=== EXERCISE TASK ===
Every entry here needs to be repeated exactly.

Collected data
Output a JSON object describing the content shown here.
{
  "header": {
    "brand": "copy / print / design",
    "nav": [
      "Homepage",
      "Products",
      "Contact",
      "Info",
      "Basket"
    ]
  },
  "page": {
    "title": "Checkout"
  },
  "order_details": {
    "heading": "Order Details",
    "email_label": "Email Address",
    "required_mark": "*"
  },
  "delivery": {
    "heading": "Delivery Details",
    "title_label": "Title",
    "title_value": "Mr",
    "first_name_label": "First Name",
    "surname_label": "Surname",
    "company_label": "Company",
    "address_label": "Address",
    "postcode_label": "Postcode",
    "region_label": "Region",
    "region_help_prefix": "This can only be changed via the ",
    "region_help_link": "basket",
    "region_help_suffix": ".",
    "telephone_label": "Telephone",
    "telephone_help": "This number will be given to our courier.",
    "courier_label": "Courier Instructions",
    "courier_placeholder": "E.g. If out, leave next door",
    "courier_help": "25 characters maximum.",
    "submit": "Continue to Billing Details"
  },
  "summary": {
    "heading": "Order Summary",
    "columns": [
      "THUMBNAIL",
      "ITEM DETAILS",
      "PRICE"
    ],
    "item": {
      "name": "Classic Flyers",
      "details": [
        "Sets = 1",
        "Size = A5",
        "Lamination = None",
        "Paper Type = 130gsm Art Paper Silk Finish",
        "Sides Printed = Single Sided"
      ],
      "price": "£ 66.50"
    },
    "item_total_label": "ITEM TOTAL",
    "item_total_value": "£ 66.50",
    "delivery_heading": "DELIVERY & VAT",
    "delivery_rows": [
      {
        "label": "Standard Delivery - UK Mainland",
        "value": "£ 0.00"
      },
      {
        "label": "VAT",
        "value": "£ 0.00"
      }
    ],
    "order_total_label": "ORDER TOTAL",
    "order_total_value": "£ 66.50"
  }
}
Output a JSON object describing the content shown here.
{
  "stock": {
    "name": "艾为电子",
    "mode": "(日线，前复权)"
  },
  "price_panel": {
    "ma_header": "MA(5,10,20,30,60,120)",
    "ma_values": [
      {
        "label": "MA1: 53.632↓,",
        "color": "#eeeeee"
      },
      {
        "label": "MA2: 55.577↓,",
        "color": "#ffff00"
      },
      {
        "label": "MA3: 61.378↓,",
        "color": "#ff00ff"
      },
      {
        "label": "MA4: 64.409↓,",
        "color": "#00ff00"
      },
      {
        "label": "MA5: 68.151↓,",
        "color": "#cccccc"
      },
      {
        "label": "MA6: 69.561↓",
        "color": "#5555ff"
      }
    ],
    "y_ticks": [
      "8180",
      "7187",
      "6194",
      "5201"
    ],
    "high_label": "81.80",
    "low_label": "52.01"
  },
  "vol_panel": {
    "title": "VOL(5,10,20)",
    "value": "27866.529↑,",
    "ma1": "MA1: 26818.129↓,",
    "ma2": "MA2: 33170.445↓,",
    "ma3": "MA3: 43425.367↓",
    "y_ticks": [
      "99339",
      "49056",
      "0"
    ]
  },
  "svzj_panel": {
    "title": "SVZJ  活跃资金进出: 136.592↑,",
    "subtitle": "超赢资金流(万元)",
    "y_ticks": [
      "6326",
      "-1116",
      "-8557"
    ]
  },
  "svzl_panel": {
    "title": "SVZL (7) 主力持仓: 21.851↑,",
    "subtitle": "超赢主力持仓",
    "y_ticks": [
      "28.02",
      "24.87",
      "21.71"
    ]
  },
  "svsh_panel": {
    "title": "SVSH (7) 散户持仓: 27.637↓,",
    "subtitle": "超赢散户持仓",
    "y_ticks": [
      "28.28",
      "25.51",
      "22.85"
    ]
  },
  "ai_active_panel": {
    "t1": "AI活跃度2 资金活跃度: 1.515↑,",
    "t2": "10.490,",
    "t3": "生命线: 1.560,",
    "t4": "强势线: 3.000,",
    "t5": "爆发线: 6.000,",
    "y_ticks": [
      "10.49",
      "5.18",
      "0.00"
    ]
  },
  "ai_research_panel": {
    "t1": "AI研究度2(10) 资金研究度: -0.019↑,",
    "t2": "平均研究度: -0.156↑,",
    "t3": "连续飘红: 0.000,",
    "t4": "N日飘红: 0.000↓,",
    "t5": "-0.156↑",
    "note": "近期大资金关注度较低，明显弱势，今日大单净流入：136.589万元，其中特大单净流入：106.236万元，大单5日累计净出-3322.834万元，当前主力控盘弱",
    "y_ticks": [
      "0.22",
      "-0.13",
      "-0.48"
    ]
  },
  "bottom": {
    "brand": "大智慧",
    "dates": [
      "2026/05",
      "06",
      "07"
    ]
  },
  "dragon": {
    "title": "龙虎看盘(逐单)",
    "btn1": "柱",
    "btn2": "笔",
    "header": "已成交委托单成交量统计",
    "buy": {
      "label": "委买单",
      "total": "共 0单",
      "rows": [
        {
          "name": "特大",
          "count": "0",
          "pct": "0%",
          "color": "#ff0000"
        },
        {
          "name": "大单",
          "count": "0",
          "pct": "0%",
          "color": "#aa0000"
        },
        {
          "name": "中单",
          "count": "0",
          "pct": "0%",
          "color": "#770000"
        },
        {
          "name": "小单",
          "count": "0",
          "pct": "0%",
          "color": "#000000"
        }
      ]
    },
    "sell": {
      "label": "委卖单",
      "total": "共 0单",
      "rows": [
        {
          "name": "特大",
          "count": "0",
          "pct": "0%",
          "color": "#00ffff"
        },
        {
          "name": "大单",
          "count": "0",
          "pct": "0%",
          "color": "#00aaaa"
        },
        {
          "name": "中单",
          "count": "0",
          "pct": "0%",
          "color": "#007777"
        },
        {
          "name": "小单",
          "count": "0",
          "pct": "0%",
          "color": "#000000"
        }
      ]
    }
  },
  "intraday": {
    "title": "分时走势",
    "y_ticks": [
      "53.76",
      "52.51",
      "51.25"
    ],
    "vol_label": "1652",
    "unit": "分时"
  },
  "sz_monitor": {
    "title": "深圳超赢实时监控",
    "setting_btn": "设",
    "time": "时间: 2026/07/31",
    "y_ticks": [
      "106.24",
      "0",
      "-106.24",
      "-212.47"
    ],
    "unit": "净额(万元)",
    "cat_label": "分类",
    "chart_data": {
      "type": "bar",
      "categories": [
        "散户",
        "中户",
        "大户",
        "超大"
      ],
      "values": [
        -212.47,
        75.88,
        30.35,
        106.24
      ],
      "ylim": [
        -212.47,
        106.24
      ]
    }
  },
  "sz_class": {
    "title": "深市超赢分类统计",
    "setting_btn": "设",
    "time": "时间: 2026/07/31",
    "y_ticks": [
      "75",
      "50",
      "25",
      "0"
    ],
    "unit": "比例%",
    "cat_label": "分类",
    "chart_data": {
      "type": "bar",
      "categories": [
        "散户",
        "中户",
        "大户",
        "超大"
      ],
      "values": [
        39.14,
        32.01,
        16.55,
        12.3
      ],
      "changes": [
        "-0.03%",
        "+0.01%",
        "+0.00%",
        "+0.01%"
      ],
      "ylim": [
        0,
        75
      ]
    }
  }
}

=== EXERCISE RESPONSE ===
Output a JSON object describing the content shown here.
{
  "header": {
    "brand": "copy / print / design",
    "nav": [
      "Homepage",
      "Products",
      "Contact",
      "Info",
      "Basket"
    ]
  },
  "page": {
    "title": "Checkout"
  },
  "order_details": {
    "heading": "Order Details",
    "email_label": "Email Address",
    "required_mark": "*"
  },
  "delivery": {
    "heading": "Delivery Details",
    "title_label": "Title",
    "title_value": "Mr",
    "first_name_label": "First Name",
    "surname_label": "Surname",
    "company_label": "Company",
    "address_label": "Address",
    "postcode_label": "Postcode",
    "region_label": "Region",
    "region_help_prefix": "This can only be changed via the ",
    "region_help_link": "basket",
    "region_help_suffix": ".",
    "telephone_label": "Telephone",
    "telephone_help": "This number will be given to our courier.",
    "courier_label": "Courier Instructions",
    "courier_placeholder": "E.g. If out, leave next door",
    "courier_help": "25 characters maximum.",
    "submit": "Continue to Billing Details"
  },
  "summary": {
    "heading": "Order Summary",
    "columns": [
      "THUMBNAIL",
      "ITEM DETAILS",
      "PRICE"
    ],
    "item": {
      "name": "Classic Flyers",
      "details": [
        "Sets = 1",
        "Size = A5",
        "Lamination = None",
        "Paper Type = 130gsm Art Paper Silk Finish",
        "Sides Printed = Single Sided"
      ],
      "price": "£ 66.50"
    },
    "item_total_label": "ITEM TOTAL",
    "item_total_value": "£ 66.50",
    "delivery_heading": "DELIVERY & VAT",
    "delivery_rows": [
      {
        "label": "Standard Delivery - UK Mainland",
        "value": "£ 0.00"
      },
      {
        "label": "VAT",
        "value": "£ 0.00"
      }
    ],
    "order_total_label": "ORDER TOTAL",
    "order_total_value": "£ 66.50"
  }
}
Output a JSON object describing the content shown here.
{
  "stock": {
    "name": "艾为电子",
    "mode": "(日线，前复权)"
  },
  "price_panel": {
    "ma_header": "MA(5,10,20,30,60,120)",
    "ma_values": [
      {
        "label": "MA1: 53.632↓,",
        "color": "#eeeeee"
      },
      {
        "label": "MA2: 55.577↓,",
        "color": "#ffff00"
      },
      {
        "label": "MA3: 61.378↓,",
        "color": "#ff00ff"
      },
      {
        "label": "MA4: 64.409↓,",
        "color": "#00ff00"
      },
      {
        "label": "MA5: 68.151↓,",
        "color": "#cccccc"
      },
      {
        "label": "MA6: 69.561↓",
        "color": "#5555ff"
      }
    ],
    "y_ticks": [
      "8180",
      "7187",
      "6194",
      "5201"
    ],
    "high_label": "81.80",
    "low_label": "52.01"
  },
  "vol_panel": {
    "title": "VOL(5,10,20)",
    "value": "27866.529↑,",
    "ma1": "MA1: 26818.129↓,",
    "ma2": "MA2: 33170.445↓,",
    "ma3": "MA3: 43425.367↓",
    "y_ticks": [
      "99339",
      "49056",
      "0"
    ]
  },
  "svzj_panel": {
    "title": "SVZJ  活跃资金进出: 136.592↑,",
    "subtitle": "超赢资金流(万元)",
    "y_ticks": [
      "6326",
      "-1116",
      "-8557"
    ]
  },
  "svzl_panel": {
    "title": "SVZL (7) 主力持仓: 21.851↑,",
    "subtitle": "超赢主力持仓",
    "y_ticks": [
      "28.02",
      "24.87",
      "21.71"
    ]
  },
  "svsh_panel": {
    "title": "SVSH (7) 散户持仓: 27.637↓,",
    "subtitle": "超赢散户持仓",
    "y_ticks": [
      "28.28",
      "25.51",
      "22.85"
    ]
  },
  "ai_active_panel": {
    "t1": "AI活跃度2 资金活跃度: 1.515↑,",
    "t2": "10.490,",
    "t3": "生命线: 1.560,",
    "t4": "强势线: 3.000,",
    "t5": "爆发线: 6.000,",
    "y_ticks": [
      "10.49",
      "5.18",
      "0.00"
    ]
  },
  "ai_research_panel": {
    "t1": "AI研究度2(10) 资金研究度: -0.019↑,",
    "t2": "平均研究度: -0.156↑,",
    "t3": "连续飘红: 0.000,",
    "t4": "N日飘红: 0.000↓,",
    "t5": "-0.156↑",
    "note": "近期大资金关注度较低，明显弱势，今日大单净流入：136.589万元，其中特大单净流入：106.236万元，大单5日累计净出-3322.834万元，当前主力控盘弱",
    "y_ticks": [
      "0.22",
      "-0.13",
      "-0.48"
    ]
  },
  "bottom": {
    "brand": "大智慧",
    "dates": [
      "2026/05",
      "06",
      "07"
    ]
  },
  "dragon": {
    "title": "龙虎看盘(逐单)",
    "btn1": "柱",
    "btn2": "笔",
    "header": "已成交委托单成交量统计",
    "buy": {
      "label": "委买单",
      "total": "共 0单",
      "rows": [
        {
          "name": "特大",
          "count": "0",
          "pct": "0%",
          "color": "#ff0000"
        },
        {
          "name": "大单",
          "count": "0",
          "pct": "0%",
          "color": "#aa0000"
        },
        {
          "name": "中单",
          "count": "0",
          "pct": "0%",
          "color": "#770000"
        },
        {
          "name": "小单",
          "count": "0",
          "pct": "0%",
          "color": "#000000"
        }
      ]
    },
    "sell": {
      "label": "委卖单",
      "total": "共 0单",
      "rows": [
        {
          "name": "特大",
          "count": "0",
          "pct": "0%",
          "color": "#00ffff"
        },
        {
          "name": "大单",
          "count": "0",
          "pct": "0%",
          "color": "#00aaaa"
        },
        {
          "name": "中单",
          "count": "0",
          "pct": "0%",
          "color": "#007777"
        },
        {
          "name": "小单",
          "count": "0",
          "pct": "0%",
          "color": "#000000"
        }
      ]
    }
  },
  "intraday": {
    "title": "分时走势",
    "y_ticks": [
      "53.76",
      "52.51",
      "51.25"
    ],
    "vol_label": "1652",
    "unit": "分时"
  },
  "sz_monitor": {
    "title": "深圳超赢实时监控",
    "setting_btn": "设",
    "time": "时间: 2026/07/31",
    "y_ticks": [
      "106.24",
      "0",
      "-106.24",
      "-212.47"
    ],
    "unit": "净额(万元)",
    "cat_label": "分类",
    "chart_data": {
      "type": "bar",
      "categories": [
        "散户",
        "中户",
        "大户",
        "超大"
      ],
      "values": [
        -212.47,
        75.88,
        30.35,
        106.24
      ],
      "ylim": [
        -212.47,
        106.24
      ]
    }
  },
  "sz_class": {
    "title": "深市超赢分类统计",
    "setting_btn": "设",
    "time": "时间: 2026/07/31",
    "y_ticks": [
      "75",
      "50",
      "25",
      "0"
    ],
    "unit": "比例%",
    "cat_label": "分类",
    "chart_data": {
      "type": "bar",
      "categories": [
        "散户",
        "中户",
        "大户",
        "超大"
      ],
      "values": [
        39.14,
        32.01,
        16.55,
        12.3
      ],
      "changes": [
        "-0.03%",
        "+0.01%",
        "+0.00%",
        "+0.01%"
      ],
      "ylim": [
        0,
        75
      ]
    }
  }
}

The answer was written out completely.